--- begin DATASET EXTRACT ---

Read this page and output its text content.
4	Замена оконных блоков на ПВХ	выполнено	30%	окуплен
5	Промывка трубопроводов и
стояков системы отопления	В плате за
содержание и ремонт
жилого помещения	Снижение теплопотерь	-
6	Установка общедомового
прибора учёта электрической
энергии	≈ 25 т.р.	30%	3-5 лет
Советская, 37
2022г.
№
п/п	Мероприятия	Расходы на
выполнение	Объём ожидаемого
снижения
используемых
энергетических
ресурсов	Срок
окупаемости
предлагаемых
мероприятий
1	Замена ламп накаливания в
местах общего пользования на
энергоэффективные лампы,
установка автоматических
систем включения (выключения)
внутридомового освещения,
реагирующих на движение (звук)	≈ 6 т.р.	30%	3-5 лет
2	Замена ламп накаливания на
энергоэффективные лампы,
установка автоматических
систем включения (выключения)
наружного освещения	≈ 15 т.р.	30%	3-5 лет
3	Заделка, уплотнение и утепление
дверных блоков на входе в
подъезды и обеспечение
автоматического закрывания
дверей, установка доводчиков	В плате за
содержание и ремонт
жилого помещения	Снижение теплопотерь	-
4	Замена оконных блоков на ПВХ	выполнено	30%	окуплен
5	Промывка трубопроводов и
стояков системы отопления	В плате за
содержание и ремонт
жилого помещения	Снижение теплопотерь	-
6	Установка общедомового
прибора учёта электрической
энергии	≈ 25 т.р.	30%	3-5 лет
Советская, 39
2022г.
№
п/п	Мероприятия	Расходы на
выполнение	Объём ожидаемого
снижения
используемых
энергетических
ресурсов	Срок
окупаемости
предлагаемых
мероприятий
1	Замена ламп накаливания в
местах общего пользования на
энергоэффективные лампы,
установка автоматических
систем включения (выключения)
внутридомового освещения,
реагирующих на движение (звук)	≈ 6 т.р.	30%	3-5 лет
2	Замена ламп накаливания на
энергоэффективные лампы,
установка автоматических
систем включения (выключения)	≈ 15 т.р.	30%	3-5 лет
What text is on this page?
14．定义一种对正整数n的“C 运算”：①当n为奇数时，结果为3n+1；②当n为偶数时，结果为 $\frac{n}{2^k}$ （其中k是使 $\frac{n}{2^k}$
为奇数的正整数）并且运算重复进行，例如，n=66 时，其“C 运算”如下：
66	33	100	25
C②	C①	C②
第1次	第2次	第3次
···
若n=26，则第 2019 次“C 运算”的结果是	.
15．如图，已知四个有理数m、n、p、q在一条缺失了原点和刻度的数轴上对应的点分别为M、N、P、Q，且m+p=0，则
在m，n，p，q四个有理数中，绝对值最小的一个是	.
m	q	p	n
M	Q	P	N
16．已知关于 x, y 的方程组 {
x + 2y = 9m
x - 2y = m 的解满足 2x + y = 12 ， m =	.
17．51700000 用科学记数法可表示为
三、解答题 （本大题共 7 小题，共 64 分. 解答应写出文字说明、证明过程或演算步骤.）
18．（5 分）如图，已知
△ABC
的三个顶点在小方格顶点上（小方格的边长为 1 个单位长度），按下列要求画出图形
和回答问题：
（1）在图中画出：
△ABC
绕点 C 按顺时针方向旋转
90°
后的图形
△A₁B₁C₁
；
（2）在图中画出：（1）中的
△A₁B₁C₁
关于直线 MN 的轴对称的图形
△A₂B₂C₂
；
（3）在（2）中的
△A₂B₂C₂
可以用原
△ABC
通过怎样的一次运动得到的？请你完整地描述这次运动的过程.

--- end DATASET EXTRACT ---

■ **SET TASK**
Extract the full listing above without altering anything.

■ **SOLUTION FOR THIS PROBLEM**
Read this page and output its text content.
4	Замена оконных блоков на ПВХ	выполнено	30%	окуплен
5	Промывка трубопроводов и
стояков системы отопления	В плате за
содержание и ремонт
жилого помещения	Снижение теплопотерь	-
6	Установка общедомового
прибора учёта электрической
энергии	≈ 25 т.р.	30%	3-5 лет
Советская, 37
2022г.
№
п/п	Мероприятия	Расходы на
выполнение	Объём ожидаемого
снижения
используемых
энергетических
ресурсов	Срок
окупаемости
предлагаемых
мероприятий
1	Замена ламп накаливания в
местах общего пользования на
энергоэффективные лампы,
установка автоматических
систем включения (выключения)
внутридомового освещения,
реагирующих на движение (звук)	≈ 6 т.р.	30%	3-5 лет
2	Замена ламп накаливания на
энергоэффективные лампы,
установка автоматических
систем включения (выключения)
наружного освещения	≈ 15 т.р.	30%	3-5 лет
3	Заделка, уплотнение и утепление
дверных блоков на входе в
подъезды и обеспечение
автоматического закрывания
дверей, установка доводчиков	В плате за
содержание и ремонт
жилого помещения	Снижение теплопотерь	-
4	Замена оконных блоков на ПВХ	выполнено	30%	окуплен
5	Промывка трубопроводов и
стояков системы отопления	В плате за
содержание и ремонт
жилого помещения	Снижение теплопотерь	-
6	Установка общедомового
прибора учёта электрической
энергии	≈ 25 т.р.	30%	3-5 лет
Советская, 39
2022г.
№
п/п	Мероприятия	Расходы на
выполнение	Объём ожидаемого
снижения
используемых
энергетических
ресурсов	Срок
окупаемости
предлагаемых
мероприятий
1	Замена ламп накаливания в
местах общего пользования на
энергоэффективные лампы,
установка автоматических
систем включения (выключения)
внутридомового освещения,
реагирующих на движение (звук)	≈ 6 т.р.	30%	3-5 лет
2	Замена ламп накаливания на
энергоэффективные лампы,
установка автоматических
систем включения (выключения)	≈ 15 т.р.	30%	3-5 лет
What text is on this page?
14．定义一种对正整数n的“C 运算”：①当n为奇数时，结果为3n+1；②当n为偶数时，结果为 $\frac{n}{2^k}$ （其中k是使 $\frac{n}{2^k}$
为奇数的正整数）并且运算重复进行，例如，n=66 时，其“C 运算”如下：
66	33	100	25
C②	C①	C②
第1次	第2次	第3次
···
若n=26，则第 2019 次“C 运算”的结果是	.
15．如图，已知四个有理数m、n、p、q在一条缺失了原点和刻度的数轴上对应的点分别为M、N、P、Q，且m+p=0，则
在m，n，p，q四个有理数中，绝对值最小的一个是	.
m	q	p	n
M	Q	P	N
16．已知关于 x, y 的方程组 {
x + 2y = 9m
x - 2y = m 的解满足 2x + y = 12 ， m =	.
17．51700000 用科学记数法可表示为
三、解答题 （本大题共 7 小题，共 64 分. 解答应写出文字说明、证明过程或演算步骤.）
18．（5 分）如图，已知
△ABC
的三个顶点在小方格顶点上（小方格的边长为 1 个单位长度），按下列要求画出图形
和回答问题：
（1）在图中画出：
△ABC
绕点 C 按顺时针方向旋转
90°
后的图形
△A₁B₁C₁
；
（2）在图中画出：（1）中的
△A₁B₁C₁
关于直线 MN 的轴对称的图形
△A₂B₂C₂
；
（3）在（2）中的
△A₂B₂C₂
可以用原
△ABC
通过怎样的一次运动得到的？请你完整地描述这次运动的过程.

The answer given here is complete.